* **Aim**
Identify and reproduce every line holding the string "after".
[Begin Material to process]
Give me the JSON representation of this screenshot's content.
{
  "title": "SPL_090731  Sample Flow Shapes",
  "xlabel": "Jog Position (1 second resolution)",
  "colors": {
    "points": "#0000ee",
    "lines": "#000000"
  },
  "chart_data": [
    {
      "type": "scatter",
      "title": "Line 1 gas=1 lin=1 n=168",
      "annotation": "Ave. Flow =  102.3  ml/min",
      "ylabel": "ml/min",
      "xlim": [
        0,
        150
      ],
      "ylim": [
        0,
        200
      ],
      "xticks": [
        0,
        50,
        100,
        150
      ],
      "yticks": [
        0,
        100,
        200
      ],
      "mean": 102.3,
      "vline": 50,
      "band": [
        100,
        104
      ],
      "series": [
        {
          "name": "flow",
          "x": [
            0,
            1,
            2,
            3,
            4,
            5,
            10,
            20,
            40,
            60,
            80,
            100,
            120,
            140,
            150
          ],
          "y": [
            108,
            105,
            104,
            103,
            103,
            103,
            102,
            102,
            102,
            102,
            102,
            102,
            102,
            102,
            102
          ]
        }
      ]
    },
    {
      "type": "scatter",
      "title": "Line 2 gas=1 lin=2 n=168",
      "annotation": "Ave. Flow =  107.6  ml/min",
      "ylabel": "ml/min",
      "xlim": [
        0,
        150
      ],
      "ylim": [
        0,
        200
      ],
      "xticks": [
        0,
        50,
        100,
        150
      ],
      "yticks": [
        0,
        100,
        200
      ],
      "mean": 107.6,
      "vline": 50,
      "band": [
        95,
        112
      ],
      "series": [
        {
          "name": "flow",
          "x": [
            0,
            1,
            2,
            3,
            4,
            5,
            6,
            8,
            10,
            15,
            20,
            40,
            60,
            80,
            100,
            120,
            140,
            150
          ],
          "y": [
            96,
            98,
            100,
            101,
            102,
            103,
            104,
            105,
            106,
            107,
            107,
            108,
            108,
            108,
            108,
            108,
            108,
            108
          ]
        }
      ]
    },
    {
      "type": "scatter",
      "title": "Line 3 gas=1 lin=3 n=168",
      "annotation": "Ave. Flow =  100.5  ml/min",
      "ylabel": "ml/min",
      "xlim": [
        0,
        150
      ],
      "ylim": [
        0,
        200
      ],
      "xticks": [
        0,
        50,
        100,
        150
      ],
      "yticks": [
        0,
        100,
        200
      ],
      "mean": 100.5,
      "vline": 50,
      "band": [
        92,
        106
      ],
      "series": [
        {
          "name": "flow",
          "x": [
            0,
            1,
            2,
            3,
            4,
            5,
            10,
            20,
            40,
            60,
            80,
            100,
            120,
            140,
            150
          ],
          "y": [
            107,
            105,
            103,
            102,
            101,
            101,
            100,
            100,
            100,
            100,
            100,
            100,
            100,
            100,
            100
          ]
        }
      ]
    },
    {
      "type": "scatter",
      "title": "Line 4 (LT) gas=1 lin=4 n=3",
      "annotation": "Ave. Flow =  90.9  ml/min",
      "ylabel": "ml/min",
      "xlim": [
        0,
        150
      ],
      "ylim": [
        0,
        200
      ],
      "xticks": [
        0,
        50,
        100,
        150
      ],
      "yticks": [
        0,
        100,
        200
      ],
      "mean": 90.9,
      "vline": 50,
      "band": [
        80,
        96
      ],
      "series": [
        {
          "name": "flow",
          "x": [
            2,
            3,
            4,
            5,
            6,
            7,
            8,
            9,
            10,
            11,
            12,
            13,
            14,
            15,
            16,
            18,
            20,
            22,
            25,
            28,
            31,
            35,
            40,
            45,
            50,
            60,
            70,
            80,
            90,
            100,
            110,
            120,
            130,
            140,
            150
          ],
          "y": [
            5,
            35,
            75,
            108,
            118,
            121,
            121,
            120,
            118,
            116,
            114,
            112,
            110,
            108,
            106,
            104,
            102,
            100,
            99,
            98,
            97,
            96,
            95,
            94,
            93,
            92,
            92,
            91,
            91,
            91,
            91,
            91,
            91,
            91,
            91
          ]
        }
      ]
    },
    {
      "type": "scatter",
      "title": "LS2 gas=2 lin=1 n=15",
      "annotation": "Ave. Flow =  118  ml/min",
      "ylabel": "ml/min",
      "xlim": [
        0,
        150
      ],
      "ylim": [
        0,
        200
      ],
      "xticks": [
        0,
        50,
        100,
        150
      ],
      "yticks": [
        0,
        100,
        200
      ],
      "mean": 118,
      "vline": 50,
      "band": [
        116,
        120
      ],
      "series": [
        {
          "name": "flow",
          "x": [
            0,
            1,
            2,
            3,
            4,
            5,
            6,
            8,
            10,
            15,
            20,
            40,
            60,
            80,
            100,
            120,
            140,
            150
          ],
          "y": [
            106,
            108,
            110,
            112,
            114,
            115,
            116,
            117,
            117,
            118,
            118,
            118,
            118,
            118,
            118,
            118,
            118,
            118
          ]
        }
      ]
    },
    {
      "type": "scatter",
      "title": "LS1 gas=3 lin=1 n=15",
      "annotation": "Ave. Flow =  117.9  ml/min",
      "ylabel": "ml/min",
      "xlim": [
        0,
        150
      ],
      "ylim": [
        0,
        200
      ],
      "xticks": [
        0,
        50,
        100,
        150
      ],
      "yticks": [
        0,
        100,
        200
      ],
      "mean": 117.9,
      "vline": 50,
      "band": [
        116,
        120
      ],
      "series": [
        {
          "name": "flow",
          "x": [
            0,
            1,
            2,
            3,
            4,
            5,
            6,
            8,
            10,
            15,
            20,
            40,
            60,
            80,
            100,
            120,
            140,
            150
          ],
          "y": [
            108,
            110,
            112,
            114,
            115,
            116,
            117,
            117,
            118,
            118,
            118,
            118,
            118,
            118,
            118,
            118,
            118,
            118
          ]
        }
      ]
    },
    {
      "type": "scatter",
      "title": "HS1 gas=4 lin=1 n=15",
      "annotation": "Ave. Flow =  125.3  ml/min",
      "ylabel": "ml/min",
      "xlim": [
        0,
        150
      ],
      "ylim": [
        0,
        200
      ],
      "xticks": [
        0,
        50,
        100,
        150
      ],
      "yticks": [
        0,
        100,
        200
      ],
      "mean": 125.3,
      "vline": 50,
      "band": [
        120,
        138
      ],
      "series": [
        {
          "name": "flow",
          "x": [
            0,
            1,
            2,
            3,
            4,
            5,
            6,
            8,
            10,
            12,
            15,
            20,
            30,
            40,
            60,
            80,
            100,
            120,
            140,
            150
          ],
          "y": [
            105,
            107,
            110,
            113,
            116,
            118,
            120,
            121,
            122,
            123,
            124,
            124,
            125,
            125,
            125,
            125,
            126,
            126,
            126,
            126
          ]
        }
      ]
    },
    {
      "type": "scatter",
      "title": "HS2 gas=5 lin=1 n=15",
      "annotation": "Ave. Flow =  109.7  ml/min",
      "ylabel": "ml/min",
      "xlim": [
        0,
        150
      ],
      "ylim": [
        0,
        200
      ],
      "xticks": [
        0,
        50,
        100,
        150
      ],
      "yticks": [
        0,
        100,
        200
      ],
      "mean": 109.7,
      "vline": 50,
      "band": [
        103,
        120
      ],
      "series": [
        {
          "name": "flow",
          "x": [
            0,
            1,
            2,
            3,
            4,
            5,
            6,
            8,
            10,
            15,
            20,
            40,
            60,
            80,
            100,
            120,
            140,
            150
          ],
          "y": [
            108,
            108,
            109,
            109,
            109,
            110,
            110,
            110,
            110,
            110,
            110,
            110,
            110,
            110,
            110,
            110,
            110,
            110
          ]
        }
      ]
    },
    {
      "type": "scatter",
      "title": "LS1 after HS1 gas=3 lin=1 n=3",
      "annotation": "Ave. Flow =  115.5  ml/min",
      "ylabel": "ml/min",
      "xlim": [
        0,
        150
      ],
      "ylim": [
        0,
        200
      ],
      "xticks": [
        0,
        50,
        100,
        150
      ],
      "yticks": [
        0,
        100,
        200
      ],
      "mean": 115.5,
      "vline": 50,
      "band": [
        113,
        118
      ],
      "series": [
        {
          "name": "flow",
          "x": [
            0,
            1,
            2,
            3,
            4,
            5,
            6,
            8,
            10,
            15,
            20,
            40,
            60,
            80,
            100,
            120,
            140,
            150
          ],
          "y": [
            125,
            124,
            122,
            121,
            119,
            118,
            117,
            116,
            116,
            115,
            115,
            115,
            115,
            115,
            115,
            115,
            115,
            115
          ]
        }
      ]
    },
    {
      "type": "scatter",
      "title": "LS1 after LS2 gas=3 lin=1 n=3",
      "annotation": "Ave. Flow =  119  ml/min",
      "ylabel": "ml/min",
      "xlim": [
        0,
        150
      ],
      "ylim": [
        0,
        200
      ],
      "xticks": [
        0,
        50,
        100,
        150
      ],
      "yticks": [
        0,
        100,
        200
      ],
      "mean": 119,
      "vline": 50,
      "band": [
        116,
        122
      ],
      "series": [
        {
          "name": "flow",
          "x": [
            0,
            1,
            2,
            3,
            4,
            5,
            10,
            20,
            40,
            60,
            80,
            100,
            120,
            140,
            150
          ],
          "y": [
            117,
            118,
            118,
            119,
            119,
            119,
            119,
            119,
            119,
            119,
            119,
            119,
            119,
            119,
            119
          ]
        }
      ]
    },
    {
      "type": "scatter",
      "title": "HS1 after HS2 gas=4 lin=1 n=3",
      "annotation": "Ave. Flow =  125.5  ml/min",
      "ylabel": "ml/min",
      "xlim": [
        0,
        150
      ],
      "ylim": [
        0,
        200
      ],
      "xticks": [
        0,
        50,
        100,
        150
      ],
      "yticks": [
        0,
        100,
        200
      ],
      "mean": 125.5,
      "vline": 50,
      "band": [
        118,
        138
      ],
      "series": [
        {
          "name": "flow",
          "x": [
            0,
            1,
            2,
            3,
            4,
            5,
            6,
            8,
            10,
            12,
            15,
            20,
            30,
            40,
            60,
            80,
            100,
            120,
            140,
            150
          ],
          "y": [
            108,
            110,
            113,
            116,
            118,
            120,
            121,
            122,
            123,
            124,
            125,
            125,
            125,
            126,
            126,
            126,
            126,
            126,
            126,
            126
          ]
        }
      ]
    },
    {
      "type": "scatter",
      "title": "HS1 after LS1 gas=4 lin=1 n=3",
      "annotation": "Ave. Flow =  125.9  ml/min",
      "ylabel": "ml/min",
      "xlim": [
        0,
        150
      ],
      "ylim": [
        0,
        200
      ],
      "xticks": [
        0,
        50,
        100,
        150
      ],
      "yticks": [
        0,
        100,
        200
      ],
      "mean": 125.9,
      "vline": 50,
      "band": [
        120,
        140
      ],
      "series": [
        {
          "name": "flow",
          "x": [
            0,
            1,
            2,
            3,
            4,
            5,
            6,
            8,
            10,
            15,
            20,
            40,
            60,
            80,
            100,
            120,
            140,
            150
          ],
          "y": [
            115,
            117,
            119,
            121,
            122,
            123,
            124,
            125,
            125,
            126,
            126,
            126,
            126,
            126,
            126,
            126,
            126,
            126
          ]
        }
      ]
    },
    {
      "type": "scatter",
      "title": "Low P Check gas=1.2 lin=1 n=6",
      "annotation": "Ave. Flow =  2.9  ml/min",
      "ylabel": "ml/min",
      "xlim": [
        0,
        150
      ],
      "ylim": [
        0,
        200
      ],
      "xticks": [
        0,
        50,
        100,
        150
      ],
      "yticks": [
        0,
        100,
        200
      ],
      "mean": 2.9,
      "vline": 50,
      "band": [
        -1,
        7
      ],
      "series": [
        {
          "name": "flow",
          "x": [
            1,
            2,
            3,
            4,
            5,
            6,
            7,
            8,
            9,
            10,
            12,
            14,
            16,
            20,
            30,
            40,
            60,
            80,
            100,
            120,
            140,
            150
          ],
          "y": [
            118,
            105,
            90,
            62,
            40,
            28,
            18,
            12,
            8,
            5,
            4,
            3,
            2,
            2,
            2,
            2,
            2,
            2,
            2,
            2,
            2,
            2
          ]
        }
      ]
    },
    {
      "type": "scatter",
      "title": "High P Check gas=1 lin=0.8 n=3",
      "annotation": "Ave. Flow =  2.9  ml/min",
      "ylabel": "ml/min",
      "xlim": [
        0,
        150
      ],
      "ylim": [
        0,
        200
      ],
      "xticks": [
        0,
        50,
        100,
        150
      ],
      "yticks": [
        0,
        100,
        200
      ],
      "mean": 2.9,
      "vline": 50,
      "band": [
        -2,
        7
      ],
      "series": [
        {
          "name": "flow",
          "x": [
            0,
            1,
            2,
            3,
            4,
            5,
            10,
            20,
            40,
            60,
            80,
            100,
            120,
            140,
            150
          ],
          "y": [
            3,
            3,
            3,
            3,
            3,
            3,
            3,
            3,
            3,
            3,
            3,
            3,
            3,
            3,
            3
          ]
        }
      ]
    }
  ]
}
[End Material to process]
* **Response below**
      "title": "LS1 after HS1 gas=3 lin=1 n=3",
      "title": "LS1 after LS2 gas=3 lin=1 n=3",
      "title": "HS1 after HS2 gas=4 lin=1 n=3",
      "title": "HS1 after LS1 gas=4 lin=1 n=3",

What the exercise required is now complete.